• [Document segment]
You can calculate VaA using ohms law, VbB has a 120 degree phase shift with it and then Vab=VaA+VAB+VBb
When I attempt to solve it this way, I don't get the correct answer.

VAB=12500<0, VaA=70<-20 * (5+j10) = 782.6<43.4, VbB = 782.6<163.4, add them all together and I get Vab=12341.6<3.5

 
Last edited by a moderator:
Yes.  This one can definitely be confusing.  The problem does not tell you if the source is Delta or Wye.  Someone correct me if I'm wrong, but I don't think it matters if the source is Delta or Wye.  I think you would get the same answer.  The problem tells you the system is balanced and they give you the line impedence but not the load impedence.  However, they give you the load voltage, VAB.  

One way to solve this is to draw the delta system into a single phase equivalent circuit (see below).  You just have to remember to divide by sqrt of 3 and subtract by 30 degrees since the phase voltage lags the line voltage.   Then use KVL to solve for the phase voltage VAN.

Next, convert the phase voltage VAN to the line voltage (also equal to the phase voltage in a delta system) VAB.  Just remember to multiply by the sqrt of 3 when you do.

• [Set of tasks]
- a) Summarize the forum thread on calculating a three-phase line voltage in two sentences.
- b) Carry on with the forum thread on calculating a three-phase line voltage, beginning immediately after its final sentence.

• [Entries provided]
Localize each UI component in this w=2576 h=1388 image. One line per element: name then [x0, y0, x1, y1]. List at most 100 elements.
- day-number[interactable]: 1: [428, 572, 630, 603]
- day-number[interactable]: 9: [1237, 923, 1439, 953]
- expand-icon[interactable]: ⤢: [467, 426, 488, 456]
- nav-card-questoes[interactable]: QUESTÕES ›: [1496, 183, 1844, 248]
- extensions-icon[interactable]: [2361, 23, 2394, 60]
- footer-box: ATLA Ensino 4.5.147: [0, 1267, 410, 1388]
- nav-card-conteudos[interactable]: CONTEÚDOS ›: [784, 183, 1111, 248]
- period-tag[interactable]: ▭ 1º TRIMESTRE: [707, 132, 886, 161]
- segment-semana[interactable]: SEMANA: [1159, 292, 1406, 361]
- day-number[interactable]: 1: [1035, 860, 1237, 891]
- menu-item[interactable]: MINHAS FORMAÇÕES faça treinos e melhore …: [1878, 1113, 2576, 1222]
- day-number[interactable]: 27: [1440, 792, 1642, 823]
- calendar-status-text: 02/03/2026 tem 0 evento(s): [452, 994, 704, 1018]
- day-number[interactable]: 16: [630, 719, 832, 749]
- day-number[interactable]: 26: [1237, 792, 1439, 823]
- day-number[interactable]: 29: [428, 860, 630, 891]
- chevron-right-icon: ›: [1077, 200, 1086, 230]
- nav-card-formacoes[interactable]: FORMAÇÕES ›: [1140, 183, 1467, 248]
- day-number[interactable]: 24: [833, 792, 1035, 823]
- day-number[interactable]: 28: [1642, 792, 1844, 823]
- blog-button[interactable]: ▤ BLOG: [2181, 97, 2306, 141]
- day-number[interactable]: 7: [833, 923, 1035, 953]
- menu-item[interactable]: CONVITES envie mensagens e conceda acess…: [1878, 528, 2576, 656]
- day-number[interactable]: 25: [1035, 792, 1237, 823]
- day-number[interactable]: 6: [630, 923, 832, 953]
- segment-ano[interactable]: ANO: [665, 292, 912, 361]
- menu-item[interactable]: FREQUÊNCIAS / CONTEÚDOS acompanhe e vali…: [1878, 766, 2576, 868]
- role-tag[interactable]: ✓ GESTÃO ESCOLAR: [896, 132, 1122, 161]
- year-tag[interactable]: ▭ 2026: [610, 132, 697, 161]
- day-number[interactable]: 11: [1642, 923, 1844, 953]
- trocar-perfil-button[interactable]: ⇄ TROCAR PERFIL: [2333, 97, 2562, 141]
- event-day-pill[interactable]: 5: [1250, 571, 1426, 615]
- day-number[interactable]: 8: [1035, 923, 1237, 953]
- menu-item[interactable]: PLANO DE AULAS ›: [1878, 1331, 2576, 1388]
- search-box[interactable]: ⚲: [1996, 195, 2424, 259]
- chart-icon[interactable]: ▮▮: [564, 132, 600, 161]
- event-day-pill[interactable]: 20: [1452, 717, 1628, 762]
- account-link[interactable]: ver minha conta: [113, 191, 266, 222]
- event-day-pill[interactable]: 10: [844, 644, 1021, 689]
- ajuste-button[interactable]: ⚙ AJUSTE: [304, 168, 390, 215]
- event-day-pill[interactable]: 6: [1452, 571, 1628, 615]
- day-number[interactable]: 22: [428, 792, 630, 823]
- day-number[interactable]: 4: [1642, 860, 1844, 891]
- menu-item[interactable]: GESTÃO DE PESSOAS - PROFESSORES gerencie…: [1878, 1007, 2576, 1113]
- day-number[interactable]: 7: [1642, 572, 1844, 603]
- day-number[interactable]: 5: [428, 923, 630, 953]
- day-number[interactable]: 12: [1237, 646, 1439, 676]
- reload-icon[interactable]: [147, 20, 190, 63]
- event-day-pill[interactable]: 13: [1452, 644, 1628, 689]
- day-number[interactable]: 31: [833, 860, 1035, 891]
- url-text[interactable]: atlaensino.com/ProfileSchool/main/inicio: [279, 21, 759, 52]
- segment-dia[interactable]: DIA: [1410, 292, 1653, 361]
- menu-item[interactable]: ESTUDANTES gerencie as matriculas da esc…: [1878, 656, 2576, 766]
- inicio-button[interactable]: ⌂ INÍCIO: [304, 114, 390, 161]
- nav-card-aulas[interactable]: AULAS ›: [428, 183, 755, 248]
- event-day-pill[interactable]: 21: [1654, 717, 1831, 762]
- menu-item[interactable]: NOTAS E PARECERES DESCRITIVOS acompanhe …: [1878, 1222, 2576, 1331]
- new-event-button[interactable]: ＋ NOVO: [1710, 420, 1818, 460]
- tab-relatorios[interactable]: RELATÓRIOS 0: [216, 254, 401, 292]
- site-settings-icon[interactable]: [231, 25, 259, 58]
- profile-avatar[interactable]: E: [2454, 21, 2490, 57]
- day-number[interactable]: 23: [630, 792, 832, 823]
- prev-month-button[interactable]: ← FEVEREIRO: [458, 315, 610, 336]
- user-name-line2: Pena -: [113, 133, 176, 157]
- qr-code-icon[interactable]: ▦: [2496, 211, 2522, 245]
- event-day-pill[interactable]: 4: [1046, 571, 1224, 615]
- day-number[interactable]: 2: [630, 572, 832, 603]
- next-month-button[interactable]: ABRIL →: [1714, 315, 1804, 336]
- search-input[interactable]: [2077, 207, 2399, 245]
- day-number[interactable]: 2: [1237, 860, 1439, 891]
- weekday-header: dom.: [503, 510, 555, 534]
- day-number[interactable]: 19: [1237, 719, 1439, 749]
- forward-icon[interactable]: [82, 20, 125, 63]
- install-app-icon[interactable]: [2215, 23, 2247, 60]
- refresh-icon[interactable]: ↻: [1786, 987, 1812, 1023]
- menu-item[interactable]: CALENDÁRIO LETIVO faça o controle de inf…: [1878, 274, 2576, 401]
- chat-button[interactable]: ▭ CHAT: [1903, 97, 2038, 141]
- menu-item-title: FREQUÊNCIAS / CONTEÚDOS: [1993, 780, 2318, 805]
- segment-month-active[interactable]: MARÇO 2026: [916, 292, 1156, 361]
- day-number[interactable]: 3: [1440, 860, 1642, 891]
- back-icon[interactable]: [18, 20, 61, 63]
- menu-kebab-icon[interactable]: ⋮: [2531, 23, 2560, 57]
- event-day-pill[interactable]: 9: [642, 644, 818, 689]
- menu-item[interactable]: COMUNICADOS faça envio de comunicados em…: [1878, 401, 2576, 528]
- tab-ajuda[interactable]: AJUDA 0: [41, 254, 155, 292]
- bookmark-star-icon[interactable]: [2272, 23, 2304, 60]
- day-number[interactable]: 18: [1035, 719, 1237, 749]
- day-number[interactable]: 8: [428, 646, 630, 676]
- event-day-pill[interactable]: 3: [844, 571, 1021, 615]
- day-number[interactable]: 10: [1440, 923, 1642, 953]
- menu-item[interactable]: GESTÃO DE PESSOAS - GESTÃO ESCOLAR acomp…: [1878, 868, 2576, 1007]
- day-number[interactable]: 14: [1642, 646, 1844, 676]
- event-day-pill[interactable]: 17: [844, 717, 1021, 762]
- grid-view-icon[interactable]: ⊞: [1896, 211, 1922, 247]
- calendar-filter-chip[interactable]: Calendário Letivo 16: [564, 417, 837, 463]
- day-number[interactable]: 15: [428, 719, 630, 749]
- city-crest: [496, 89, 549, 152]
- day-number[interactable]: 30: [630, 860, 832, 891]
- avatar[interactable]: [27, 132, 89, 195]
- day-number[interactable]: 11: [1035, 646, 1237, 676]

• [Set of answers]
- a) One poster calculates VaA with Ohm's law, gives VbB a 120-degree phase shift from it, and adds the voltages to find Vab, but the result of 12341.6<3.5 is not the correct answer. A reply suggests redrawing the delta system as a single-phase equivalent circuit, dividing by the square root of 3 and subtracting 30 degrees, using KVL to solve for the phase voltage VAN, and then multiplying by the square root of 3 to convert VAN to the line voltage VAB.

- b)
Someone please let me know if this is incorrect or if there is an even better approach to this problem.  Hope this helps!

View attachment 13991
Bingo. 

it doesn’t matter how the secondary of The upstream transformer feeding the load is connected. The power source can be delta or wye, it doesn’t make a difference. 
 

what does make a difference, is how the load is connected. 

 
Bingo. 

it doesn’t matter how the secondary of The upstream transformer feeding the load is connected. The power source can be delta or wye, it doesn’t make a difference. 
 

what does make a difference, is how the load is connected. 
This problem can be solved easily by applying KVL for loop (a-A-B-b) as it is without converting it into single phase values  where,

IaA = 65.78-j23.94, IbB = -53.62-j45 ( IbBI = 70, angle = -140),

Vab = (65.78-j23.94)*(5+j10) + 12500 -  (-53.62-j45)*(5+j10)

Vab = 12886.47 + j1299.3

IVabI = 12952 volt

 
Last edited by a moderator:
This problem can be solved easily by applying KVL for loop (a-A-B-b) as it is without converting it into single phase values  where,

IaA = 65.78-j23.94, IbB = 53.62-j45 ( IbBI = 70, angle = -140),

Vab = (65.78-j23.94)*(5+j10) + 12500 -  (53.62-j45)*(5+j10)

Vab = 12886.47 + j1299.3

IVabI = 12952 volt
This is how I would do it as well.

 
IbB is equal to IaA but lagged by angle 120 degree, hence, IbB = 70 * (Cos(-140) + j Sin(-140)) = -53.623-j45.
MO,

This is embarrassing to ask, the 120 IbB angle lagged is a principle of electrical engineering. Nothing in this problem tells us that, we just know 1bB is 120 degree lagged and 1cC is lagged 240 degrees?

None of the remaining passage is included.